# EXCERPTED DATA:
* Start *
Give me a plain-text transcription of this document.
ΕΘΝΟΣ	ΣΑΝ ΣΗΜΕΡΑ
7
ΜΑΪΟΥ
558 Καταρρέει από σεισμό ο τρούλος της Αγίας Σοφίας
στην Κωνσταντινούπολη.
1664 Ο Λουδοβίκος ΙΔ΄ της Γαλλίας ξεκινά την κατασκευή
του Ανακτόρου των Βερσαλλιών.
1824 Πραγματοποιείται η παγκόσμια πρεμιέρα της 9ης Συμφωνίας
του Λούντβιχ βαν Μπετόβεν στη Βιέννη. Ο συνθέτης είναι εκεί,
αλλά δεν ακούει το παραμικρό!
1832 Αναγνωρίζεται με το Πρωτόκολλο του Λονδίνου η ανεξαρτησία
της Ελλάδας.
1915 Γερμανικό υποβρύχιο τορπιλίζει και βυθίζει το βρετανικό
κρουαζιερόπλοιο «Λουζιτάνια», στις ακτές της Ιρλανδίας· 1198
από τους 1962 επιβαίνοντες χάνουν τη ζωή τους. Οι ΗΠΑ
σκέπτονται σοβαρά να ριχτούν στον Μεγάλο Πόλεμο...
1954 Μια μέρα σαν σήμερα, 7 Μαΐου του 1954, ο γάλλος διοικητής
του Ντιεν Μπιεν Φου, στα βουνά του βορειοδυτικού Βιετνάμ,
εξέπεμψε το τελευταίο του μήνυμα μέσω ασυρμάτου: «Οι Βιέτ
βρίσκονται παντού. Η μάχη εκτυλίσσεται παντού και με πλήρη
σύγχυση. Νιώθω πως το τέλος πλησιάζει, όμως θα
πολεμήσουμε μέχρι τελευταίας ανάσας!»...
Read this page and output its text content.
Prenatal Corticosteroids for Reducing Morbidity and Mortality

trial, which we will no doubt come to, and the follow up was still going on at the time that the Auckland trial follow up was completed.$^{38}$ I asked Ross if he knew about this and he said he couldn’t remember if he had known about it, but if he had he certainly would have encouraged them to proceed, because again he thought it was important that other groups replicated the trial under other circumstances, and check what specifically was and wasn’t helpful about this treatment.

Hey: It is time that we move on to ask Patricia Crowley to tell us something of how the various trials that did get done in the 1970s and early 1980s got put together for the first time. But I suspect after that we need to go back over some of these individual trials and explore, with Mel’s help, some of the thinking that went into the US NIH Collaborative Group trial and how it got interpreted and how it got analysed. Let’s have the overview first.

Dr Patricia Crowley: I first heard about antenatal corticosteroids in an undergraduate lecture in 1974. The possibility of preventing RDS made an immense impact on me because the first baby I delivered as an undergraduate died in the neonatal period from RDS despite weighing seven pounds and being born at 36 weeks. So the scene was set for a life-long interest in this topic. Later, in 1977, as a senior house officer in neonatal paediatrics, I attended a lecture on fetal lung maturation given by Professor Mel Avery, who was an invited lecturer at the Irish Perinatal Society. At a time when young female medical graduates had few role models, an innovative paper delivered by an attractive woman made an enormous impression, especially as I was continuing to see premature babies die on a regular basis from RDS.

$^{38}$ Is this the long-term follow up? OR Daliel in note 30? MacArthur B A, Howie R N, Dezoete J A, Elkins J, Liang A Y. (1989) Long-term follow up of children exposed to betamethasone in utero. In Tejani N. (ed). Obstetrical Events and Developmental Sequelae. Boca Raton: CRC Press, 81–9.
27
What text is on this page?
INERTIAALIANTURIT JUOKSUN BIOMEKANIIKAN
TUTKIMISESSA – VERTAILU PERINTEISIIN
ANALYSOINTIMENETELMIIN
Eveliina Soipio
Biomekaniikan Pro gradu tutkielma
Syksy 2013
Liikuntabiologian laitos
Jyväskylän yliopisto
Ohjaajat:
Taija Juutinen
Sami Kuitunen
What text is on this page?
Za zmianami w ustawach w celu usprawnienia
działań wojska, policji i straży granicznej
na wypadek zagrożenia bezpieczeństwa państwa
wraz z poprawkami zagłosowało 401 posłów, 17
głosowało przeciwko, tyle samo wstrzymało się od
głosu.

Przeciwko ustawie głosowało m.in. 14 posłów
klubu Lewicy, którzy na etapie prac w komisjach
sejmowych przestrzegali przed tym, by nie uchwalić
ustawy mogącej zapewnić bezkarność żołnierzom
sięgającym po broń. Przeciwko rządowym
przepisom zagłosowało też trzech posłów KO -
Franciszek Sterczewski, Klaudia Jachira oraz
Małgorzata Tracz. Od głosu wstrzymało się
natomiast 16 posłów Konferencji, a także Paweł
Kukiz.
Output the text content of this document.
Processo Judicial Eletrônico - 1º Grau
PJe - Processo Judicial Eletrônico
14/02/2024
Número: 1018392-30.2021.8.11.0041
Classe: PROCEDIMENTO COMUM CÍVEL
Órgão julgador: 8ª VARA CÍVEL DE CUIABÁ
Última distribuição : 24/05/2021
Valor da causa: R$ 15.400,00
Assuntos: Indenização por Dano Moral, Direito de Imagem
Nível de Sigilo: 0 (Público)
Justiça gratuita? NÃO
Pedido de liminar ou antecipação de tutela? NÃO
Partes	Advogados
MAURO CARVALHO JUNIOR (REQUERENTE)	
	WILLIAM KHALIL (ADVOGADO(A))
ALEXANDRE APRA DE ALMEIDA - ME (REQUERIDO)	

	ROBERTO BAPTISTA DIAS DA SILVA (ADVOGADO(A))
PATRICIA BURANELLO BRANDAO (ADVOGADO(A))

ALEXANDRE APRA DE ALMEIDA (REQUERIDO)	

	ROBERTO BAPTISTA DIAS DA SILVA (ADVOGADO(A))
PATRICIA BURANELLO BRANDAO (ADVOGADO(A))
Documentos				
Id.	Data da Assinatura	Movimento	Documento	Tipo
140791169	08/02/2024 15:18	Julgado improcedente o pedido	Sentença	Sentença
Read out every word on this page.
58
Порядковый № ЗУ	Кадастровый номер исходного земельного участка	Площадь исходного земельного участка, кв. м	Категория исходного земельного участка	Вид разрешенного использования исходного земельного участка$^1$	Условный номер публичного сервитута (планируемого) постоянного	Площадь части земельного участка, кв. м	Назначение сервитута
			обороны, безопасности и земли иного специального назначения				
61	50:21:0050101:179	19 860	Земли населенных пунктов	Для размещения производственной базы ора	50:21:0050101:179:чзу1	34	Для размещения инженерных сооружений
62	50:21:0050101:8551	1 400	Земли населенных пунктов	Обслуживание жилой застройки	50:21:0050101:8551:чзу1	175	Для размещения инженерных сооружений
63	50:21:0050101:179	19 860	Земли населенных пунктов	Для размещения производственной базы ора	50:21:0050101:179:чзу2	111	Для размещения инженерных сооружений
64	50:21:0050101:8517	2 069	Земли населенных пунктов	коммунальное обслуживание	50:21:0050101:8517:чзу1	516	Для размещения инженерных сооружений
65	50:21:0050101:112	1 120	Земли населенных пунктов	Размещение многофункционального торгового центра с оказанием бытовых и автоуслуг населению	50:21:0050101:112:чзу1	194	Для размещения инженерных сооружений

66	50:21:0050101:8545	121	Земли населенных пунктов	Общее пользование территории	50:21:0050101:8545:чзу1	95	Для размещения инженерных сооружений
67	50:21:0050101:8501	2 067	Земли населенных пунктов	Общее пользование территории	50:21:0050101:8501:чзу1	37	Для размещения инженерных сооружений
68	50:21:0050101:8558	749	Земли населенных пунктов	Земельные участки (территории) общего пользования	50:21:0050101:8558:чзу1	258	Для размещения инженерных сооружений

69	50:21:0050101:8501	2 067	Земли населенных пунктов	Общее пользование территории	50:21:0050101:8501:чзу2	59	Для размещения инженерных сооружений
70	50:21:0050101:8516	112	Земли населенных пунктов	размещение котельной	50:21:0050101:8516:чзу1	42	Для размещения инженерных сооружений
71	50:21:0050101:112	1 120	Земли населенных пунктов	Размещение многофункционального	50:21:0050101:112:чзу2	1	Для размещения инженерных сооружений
* End *
# WHAT TO DO:
Look through the listing above. Pick out each line with "Processo" and copy it.

# SOLUTION FOR THIS PROBLEM:
Processo Judicial Eletrônico - 1º Grau
PJe - Processo Judicial Eletrônico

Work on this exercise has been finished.